→ Data records:
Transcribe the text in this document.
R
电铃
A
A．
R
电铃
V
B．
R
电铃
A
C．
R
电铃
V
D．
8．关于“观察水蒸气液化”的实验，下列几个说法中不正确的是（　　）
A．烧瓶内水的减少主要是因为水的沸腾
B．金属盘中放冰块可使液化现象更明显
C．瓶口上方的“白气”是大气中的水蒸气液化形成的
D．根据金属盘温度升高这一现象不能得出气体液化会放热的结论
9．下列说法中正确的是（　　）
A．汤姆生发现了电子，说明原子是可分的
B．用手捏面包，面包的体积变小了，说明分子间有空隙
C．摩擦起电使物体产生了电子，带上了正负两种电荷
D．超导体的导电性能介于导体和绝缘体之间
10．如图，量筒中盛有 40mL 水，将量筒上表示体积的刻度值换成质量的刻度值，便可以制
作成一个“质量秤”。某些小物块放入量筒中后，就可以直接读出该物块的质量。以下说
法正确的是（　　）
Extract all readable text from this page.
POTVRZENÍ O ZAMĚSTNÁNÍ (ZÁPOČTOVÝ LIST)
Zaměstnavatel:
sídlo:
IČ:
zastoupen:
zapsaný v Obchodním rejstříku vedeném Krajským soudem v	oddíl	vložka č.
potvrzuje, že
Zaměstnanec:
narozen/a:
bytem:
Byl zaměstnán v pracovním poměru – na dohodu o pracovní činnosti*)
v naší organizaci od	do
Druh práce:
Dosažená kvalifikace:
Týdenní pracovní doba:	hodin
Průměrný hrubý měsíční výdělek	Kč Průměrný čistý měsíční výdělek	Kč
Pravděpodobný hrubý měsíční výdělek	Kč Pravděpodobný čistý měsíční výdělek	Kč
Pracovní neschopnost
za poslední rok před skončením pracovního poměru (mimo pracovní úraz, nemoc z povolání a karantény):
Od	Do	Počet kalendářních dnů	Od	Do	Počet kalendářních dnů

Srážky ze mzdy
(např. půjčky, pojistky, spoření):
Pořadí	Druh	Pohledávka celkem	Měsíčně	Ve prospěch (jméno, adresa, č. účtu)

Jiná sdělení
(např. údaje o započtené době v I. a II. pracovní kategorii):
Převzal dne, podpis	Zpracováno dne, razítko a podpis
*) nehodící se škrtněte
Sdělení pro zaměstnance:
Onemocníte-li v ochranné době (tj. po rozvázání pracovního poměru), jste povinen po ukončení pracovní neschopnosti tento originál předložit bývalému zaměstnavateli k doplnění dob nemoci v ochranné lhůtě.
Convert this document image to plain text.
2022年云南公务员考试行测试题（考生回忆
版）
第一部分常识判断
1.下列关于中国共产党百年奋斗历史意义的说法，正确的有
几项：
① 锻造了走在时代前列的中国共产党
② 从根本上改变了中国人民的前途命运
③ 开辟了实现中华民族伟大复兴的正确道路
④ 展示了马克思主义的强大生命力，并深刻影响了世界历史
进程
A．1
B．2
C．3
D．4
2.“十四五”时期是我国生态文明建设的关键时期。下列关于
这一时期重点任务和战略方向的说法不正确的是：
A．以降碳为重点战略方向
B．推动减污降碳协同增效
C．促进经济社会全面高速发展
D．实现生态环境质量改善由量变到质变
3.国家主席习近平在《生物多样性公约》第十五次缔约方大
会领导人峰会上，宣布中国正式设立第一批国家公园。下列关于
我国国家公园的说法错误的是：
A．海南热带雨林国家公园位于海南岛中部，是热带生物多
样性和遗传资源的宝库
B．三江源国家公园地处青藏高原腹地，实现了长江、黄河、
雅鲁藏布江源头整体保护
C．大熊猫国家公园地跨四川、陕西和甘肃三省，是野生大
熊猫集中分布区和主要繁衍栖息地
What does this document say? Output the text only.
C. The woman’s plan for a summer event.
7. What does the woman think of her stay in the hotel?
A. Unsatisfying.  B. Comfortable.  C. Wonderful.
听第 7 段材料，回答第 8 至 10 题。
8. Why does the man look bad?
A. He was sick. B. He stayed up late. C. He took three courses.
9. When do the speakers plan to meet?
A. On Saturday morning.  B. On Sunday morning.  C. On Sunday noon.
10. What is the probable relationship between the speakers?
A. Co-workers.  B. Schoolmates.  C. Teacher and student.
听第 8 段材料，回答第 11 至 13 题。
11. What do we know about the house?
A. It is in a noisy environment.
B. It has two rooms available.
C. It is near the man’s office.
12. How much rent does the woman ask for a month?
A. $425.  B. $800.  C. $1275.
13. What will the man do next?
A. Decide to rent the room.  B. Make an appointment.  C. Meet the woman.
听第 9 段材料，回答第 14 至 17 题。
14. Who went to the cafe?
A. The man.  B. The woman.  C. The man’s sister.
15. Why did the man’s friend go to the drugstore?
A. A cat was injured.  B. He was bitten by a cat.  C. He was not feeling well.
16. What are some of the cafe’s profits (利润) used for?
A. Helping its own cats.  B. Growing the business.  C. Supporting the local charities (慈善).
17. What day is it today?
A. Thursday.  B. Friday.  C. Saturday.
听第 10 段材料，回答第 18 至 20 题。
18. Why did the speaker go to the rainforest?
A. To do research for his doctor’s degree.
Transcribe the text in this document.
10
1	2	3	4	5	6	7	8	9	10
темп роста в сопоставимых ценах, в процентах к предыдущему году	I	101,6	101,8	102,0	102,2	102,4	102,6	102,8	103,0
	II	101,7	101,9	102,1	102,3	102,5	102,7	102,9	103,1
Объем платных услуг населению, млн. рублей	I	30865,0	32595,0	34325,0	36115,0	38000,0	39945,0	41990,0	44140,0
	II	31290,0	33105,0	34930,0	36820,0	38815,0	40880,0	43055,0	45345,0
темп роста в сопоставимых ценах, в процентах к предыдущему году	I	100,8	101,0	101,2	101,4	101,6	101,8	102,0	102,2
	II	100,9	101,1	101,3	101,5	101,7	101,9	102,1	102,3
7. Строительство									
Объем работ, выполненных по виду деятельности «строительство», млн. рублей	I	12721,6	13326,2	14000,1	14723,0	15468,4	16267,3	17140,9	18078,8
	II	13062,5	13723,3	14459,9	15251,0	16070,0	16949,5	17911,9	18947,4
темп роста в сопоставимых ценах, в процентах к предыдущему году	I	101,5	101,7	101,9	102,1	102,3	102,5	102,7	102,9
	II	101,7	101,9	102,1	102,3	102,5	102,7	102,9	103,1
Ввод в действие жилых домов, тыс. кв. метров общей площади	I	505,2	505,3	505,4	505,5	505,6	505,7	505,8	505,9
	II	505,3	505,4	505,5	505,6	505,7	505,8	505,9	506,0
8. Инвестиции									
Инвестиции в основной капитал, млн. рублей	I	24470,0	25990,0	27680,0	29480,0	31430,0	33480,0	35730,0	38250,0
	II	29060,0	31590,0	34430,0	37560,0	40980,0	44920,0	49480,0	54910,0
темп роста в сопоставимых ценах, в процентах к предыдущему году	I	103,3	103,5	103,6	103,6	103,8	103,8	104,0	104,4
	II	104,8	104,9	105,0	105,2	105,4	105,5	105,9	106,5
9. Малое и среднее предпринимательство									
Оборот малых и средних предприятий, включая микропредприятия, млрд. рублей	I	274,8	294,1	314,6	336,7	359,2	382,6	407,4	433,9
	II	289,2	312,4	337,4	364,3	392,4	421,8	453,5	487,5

→ Directions:
Scan the listing above. Gather each line that contains the word "this".

→ Written answer:
Transcribe the text in this document.
Extract all readable text from this page.
Convert this document image to plain text.
What does this document say? Output the text only.
Transcribe the text in this document.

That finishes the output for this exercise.